(INSTRUCTIONS TO FOLLOW)
From the entries below, work out the number of lines that hold the word "name", and give that number alone.

:: PROVIDED RECORDS ::

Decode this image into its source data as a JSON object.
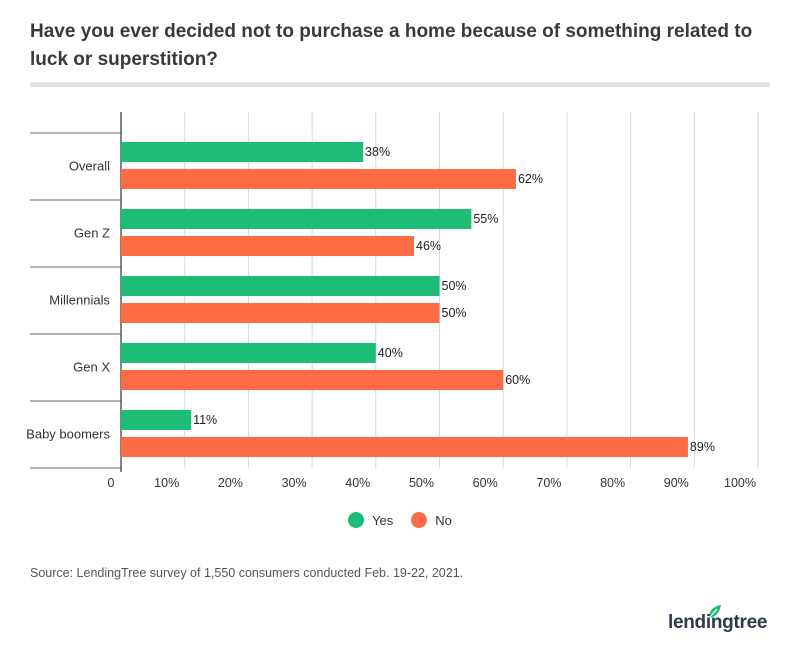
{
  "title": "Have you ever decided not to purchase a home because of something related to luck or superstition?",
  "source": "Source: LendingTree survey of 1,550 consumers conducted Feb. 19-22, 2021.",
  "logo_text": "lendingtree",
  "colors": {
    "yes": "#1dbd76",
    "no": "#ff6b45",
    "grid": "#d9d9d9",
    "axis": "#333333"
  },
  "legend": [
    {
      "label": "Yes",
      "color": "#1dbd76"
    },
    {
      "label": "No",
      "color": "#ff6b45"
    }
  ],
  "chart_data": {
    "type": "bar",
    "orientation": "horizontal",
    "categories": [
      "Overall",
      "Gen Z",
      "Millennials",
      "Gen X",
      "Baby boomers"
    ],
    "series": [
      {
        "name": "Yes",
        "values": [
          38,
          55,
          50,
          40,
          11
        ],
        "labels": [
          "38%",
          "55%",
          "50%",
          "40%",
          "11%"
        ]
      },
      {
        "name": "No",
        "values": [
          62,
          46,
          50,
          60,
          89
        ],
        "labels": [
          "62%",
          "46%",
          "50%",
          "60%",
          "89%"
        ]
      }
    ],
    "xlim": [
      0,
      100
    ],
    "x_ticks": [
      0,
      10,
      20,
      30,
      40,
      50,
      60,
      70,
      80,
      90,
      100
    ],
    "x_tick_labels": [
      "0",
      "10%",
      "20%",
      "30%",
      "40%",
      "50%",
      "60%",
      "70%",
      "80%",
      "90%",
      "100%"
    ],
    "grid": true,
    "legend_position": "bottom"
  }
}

:::
:: PROVIDED RECORDS ::

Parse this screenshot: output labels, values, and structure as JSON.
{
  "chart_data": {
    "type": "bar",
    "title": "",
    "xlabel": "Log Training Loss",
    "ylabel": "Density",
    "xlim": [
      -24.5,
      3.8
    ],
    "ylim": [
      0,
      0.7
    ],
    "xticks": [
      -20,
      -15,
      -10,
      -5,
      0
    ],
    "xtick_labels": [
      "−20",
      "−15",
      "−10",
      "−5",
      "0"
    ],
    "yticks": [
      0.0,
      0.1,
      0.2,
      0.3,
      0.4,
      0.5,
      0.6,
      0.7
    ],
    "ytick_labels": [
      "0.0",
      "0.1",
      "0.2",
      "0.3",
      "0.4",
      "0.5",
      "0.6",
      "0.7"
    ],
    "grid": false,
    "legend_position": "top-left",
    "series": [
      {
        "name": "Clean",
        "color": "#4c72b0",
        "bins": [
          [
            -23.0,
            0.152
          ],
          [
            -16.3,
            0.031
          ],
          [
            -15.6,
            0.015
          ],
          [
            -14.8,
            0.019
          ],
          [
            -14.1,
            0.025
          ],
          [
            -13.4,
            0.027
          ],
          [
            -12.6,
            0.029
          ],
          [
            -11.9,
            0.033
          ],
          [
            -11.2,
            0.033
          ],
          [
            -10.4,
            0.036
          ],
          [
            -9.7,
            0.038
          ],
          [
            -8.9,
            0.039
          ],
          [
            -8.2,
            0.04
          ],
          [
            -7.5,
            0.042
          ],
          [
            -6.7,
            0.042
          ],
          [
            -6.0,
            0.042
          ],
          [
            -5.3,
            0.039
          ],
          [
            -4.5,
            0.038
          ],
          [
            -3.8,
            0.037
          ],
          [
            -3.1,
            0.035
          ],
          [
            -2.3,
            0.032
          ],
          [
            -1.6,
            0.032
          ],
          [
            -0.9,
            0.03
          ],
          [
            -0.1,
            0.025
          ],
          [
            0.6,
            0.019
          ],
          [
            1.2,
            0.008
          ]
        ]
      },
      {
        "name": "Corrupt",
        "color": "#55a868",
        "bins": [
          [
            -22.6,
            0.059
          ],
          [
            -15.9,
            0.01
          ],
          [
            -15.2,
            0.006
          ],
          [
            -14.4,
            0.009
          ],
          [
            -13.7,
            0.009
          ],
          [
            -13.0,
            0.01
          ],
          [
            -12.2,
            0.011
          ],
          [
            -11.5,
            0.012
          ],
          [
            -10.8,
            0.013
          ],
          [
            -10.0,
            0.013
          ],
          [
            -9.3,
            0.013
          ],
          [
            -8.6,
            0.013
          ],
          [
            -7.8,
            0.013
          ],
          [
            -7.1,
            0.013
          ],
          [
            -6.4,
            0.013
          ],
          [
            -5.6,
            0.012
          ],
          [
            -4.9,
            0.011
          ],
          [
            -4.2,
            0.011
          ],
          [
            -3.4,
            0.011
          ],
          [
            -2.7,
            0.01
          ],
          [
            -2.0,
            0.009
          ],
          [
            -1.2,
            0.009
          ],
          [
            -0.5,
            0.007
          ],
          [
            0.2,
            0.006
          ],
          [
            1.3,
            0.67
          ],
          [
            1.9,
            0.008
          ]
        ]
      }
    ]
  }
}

:::

(TASK ANSWER)
4